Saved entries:
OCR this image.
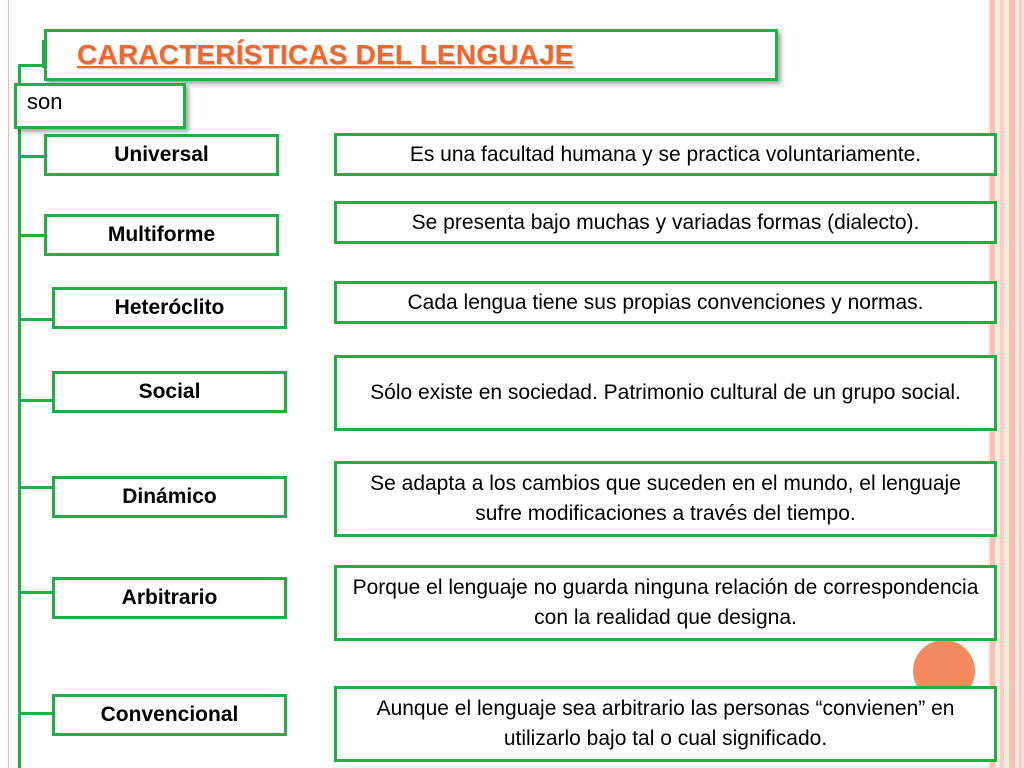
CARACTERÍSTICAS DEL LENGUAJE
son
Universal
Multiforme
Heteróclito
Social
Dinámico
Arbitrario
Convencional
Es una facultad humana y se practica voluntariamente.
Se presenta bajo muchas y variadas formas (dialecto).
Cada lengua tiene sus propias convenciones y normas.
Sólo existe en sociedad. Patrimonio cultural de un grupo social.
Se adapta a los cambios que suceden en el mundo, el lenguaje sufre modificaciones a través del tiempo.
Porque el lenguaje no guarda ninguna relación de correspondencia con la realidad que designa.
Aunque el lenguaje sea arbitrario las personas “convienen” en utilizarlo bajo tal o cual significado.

Task directions:
Search the entries for the word "bajo" and gather every line where it appears.

Exercise response:
Se presenta bajo muchas y variadas formas (dialecto).
Aunque el lenguaje sea arbitrario las personas “convienen” en utilizarlo bajo tal o cual significado.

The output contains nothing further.